To do — In the entries below, find the lines with the word "this" and copy them.

Given data —

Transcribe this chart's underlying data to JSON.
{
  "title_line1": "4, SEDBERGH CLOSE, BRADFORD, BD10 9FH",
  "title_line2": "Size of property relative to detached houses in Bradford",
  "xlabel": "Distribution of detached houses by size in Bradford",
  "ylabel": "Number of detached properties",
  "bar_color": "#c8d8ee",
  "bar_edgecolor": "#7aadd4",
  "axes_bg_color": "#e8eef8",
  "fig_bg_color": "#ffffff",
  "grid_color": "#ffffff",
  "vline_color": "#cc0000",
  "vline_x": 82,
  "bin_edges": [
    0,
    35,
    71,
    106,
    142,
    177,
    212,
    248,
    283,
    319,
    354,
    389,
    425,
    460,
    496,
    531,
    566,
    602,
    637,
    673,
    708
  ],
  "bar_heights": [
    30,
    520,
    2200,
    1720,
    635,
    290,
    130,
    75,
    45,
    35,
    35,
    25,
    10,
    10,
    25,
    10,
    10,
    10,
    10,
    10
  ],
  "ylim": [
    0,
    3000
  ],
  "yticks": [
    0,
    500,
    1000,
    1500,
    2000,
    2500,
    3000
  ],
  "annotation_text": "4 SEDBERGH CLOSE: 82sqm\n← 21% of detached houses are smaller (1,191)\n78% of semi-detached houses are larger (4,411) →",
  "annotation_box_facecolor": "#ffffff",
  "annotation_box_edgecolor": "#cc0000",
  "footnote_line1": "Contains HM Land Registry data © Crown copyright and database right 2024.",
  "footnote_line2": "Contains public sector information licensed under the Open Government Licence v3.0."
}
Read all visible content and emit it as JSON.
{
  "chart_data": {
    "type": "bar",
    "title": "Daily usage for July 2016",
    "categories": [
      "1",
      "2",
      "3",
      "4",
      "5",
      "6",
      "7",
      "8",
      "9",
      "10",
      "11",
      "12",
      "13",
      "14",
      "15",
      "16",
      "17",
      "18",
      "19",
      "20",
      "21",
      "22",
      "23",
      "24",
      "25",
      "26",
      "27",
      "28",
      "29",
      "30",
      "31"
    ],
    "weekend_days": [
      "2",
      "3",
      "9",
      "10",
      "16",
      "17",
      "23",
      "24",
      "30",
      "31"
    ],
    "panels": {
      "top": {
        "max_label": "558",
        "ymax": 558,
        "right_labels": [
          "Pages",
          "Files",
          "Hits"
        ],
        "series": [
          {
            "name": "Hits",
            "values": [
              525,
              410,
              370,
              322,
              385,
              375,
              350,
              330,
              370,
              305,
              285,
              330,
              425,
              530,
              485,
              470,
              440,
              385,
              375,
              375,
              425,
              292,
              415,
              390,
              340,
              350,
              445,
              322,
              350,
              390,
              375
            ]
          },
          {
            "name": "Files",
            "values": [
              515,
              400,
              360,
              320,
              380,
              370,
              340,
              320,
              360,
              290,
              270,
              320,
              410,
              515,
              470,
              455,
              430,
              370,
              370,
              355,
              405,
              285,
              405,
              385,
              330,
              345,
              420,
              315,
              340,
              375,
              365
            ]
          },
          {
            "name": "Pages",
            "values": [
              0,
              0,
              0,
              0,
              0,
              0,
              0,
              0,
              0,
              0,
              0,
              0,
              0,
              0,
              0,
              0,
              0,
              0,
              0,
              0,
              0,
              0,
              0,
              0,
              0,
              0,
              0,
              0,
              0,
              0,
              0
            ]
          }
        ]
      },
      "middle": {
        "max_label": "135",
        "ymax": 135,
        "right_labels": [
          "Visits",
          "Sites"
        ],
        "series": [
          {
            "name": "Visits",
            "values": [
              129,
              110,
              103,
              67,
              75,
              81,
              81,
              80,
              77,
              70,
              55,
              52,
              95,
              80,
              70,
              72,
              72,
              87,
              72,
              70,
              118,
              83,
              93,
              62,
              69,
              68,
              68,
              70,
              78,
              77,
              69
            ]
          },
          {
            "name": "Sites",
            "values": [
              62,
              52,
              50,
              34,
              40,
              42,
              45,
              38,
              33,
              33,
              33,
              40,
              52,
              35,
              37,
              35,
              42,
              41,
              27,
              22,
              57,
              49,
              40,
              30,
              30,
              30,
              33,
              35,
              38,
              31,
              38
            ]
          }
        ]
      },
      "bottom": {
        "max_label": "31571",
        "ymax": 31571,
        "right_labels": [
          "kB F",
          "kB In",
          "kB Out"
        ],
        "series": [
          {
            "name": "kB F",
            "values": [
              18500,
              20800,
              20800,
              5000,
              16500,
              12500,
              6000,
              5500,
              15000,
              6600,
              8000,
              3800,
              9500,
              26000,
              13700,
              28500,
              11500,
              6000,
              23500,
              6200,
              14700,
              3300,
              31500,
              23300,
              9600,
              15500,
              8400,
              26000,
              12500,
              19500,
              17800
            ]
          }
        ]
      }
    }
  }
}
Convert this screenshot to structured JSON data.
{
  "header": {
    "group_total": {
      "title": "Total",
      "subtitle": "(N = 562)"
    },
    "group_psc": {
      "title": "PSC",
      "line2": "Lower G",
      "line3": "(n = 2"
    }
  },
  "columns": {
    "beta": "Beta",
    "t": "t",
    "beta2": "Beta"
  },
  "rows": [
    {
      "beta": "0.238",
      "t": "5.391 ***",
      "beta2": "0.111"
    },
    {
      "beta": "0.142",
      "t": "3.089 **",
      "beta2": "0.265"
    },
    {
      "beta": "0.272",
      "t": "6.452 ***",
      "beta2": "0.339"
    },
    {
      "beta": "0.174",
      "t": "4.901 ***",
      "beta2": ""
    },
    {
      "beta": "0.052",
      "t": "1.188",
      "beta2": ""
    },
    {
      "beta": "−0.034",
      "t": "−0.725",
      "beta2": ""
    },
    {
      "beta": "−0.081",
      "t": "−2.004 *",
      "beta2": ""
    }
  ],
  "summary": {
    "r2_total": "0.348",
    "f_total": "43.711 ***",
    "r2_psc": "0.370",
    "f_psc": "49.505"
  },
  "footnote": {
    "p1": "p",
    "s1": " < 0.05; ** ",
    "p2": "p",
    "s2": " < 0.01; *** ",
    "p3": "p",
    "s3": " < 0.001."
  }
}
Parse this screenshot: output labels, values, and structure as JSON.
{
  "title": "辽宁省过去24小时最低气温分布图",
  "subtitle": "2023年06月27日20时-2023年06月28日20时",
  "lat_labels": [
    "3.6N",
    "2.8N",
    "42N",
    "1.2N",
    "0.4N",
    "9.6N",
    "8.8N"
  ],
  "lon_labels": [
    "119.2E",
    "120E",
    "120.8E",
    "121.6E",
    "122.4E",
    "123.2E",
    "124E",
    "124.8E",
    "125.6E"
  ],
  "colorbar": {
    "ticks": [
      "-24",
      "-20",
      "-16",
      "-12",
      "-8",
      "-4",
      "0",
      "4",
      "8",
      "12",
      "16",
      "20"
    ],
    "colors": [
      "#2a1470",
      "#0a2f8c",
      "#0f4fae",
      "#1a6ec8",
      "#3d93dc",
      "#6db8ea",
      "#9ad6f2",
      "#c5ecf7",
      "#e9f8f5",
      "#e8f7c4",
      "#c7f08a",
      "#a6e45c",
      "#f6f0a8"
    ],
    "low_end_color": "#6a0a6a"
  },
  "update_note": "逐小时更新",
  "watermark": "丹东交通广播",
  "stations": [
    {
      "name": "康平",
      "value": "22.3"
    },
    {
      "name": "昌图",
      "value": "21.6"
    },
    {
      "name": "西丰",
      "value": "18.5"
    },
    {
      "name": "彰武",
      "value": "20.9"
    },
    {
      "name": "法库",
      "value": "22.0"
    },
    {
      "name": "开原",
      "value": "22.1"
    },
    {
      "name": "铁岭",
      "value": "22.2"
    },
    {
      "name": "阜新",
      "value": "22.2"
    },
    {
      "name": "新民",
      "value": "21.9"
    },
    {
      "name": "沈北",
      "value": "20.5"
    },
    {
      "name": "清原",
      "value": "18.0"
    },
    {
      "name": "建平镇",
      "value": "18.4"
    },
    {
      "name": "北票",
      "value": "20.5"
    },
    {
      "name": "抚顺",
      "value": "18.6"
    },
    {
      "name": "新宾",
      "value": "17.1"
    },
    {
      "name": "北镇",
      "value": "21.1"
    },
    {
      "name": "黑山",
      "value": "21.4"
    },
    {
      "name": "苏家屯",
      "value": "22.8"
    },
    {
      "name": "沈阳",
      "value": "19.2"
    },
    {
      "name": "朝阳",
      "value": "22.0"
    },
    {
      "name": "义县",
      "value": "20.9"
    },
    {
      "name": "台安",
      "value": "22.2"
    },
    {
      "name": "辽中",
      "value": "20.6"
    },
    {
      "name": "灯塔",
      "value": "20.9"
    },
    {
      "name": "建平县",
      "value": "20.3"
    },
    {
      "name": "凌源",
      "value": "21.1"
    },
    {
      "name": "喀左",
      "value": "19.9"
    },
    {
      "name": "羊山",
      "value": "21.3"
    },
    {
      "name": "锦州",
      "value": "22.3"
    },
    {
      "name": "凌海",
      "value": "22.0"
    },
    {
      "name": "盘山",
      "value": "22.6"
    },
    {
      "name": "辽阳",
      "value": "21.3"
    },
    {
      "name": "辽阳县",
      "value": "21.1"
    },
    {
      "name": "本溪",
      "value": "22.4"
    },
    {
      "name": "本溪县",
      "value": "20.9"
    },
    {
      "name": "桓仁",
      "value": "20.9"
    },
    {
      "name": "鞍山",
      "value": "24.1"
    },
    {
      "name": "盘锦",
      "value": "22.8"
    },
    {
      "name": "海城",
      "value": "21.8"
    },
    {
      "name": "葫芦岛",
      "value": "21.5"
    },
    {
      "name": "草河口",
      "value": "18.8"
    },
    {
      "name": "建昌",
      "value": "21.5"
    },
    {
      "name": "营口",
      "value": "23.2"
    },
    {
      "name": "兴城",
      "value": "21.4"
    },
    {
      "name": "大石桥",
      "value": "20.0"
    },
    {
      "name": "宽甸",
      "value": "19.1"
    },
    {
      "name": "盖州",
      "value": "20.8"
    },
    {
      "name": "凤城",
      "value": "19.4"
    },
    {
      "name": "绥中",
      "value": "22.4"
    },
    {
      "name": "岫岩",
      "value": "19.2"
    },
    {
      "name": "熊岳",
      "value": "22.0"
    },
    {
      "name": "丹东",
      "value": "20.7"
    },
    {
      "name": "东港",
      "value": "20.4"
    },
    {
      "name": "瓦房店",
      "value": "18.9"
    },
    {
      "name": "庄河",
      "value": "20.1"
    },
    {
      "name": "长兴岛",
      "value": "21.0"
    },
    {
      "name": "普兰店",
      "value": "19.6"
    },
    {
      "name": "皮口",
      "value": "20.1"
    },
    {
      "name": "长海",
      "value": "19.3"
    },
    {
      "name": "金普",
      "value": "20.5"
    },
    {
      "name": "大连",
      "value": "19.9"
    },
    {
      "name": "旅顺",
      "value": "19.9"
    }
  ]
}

Exercise result —
Transcribe this chart's underlying data to JSON.
Convert this screenshot to structured JSON data.
Parse this screenshot: output labels, values, and structure as JSON.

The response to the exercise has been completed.